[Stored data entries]
=====
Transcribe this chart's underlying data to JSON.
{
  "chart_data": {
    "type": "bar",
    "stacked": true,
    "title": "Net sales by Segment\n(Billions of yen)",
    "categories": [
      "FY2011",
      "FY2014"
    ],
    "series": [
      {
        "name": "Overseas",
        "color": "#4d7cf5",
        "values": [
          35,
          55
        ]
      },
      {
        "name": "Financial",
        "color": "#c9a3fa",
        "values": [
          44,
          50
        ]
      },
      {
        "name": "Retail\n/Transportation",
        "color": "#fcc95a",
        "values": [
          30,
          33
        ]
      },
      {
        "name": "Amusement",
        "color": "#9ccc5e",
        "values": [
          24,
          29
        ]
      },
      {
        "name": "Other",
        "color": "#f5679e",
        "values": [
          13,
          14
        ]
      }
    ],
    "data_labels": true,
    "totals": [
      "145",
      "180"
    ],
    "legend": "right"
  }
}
=====
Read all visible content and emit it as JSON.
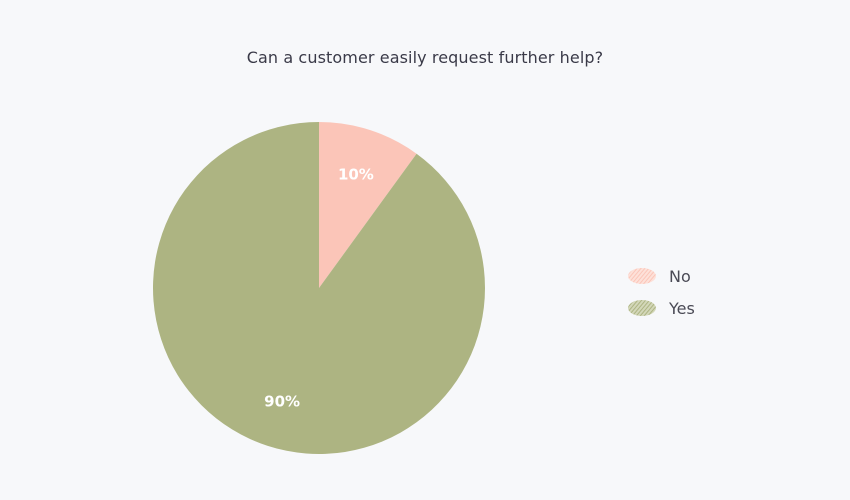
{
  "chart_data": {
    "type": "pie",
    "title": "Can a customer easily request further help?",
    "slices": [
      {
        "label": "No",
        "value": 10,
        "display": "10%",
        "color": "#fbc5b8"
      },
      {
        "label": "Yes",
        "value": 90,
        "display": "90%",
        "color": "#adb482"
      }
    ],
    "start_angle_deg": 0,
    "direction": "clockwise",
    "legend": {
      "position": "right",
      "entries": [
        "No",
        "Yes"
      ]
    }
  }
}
=====
- To be done: Collect every line with the string "color" from the records, and copy each.

- Expected output:
        "color": "#4d7cf5",
        "color": "#c9a3fa",
        "color": "#fcc95a",
        "color": "#9ccc5e",
        "color": "#f5679e",
        "color": "#fbc5b8"
        "color": "#adb482"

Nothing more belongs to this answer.